→ Description of the task
Select the lines of the records containing the word "screenshot" and list them.
"""
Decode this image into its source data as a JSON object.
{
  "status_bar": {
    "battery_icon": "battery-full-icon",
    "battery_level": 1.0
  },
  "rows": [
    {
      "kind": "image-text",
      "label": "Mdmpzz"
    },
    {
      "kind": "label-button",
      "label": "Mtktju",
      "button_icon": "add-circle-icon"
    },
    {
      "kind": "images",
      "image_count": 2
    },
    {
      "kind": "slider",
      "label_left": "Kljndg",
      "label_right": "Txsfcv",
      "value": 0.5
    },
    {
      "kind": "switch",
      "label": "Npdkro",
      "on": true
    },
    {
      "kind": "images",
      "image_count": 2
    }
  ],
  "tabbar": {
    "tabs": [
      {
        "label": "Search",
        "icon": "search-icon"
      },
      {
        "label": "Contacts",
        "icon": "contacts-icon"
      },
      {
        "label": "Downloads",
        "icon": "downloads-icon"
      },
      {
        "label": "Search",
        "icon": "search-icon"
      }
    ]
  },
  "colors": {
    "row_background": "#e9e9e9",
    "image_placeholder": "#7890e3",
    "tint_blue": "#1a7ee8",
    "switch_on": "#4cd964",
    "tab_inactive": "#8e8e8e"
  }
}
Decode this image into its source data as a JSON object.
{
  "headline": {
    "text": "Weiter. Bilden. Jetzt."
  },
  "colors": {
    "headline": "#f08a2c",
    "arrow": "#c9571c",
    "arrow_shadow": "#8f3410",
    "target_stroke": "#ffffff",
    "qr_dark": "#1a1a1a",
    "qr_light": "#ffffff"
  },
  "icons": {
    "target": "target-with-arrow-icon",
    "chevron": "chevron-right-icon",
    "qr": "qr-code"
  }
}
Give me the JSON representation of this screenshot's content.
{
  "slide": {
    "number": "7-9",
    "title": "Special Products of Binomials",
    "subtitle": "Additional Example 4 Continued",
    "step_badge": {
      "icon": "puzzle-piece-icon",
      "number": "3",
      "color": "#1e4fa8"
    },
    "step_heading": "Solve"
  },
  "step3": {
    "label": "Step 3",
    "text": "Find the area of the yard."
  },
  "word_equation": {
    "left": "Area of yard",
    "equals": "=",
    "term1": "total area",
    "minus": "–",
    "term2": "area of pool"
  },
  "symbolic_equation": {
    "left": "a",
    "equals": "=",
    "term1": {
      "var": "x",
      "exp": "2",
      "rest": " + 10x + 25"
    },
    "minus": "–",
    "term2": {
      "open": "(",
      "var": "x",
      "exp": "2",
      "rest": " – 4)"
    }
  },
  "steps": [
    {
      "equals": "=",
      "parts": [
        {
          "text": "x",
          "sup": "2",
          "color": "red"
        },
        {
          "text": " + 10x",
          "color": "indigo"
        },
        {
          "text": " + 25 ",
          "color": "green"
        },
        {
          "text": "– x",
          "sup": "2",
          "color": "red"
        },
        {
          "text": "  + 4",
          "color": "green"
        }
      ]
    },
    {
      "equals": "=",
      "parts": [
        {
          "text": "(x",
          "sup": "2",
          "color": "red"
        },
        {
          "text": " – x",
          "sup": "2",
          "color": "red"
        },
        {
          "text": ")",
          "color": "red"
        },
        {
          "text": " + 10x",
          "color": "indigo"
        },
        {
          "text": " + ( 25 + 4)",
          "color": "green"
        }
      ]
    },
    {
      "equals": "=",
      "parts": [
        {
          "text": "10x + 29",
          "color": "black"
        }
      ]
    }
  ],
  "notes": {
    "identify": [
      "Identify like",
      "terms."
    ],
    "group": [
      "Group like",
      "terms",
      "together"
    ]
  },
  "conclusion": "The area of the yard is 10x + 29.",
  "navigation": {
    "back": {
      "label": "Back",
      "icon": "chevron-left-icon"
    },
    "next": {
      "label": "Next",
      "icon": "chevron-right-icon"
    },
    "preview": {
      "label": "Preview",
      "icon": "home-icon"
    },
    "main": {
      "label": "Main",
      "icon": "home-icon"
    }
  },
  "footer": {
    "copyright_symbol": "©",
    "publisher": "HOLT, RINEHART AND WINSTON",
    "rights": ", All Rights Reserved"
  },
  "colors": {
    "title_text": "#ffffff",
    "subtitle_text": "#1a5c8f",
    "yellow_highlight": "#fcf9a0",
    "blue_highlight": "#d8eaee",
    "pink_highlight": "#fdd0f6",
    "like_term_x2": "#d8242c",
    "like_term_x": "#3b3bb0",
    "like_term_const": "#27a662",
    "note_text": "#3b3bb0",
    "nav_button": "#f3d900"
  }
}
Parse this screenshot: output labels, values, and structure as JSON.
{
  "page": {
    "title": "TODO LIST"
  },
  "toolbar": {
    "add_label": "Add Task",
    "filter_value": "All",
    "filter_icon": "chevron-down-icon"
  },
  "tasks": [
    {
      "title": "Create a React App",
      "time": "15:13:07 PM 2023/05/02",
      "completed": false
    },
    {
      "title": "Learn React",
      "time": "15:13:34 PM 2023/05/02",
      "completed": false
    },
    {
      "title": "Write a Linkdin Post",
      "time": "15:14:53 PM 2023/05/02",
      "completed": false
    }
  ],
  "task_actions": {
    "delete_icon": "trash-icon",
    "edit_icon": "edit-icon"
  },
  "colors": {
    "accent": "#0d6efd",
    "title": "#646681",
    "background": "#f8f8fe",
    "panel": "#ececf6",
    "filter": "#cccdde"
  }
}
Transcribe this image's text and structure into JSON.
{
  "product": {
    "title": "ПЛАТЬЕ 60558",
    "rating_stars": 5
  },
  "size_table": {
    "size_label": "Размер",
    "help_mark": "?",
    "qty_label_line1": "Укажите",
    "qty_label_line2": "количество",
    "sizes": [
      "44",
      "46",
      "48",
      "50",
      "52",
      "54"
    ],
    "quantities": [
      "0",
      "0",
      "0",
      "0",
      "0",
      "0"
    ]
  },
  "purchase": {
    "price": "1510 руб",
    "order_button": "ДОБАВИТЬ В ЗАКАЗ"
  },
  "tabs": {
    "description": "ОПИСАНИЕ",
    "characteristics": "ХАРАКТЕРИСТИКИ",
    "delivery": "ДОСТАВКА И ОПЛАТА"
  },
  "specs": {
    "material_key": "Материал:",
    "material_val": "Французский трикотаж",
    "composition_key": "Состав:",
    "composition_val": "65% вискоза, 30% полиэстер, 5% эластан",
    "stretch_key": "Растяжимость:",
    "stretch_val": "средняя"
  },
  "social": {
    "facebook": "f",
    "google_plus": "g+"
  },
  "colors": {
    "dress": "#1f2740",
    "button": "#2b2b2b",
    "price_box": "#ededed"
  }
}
"""
→ Solution for this problem
Give me the JSON representation of this screenshot's content.
Parse this screenshot: output labels, values, and structure as JSON.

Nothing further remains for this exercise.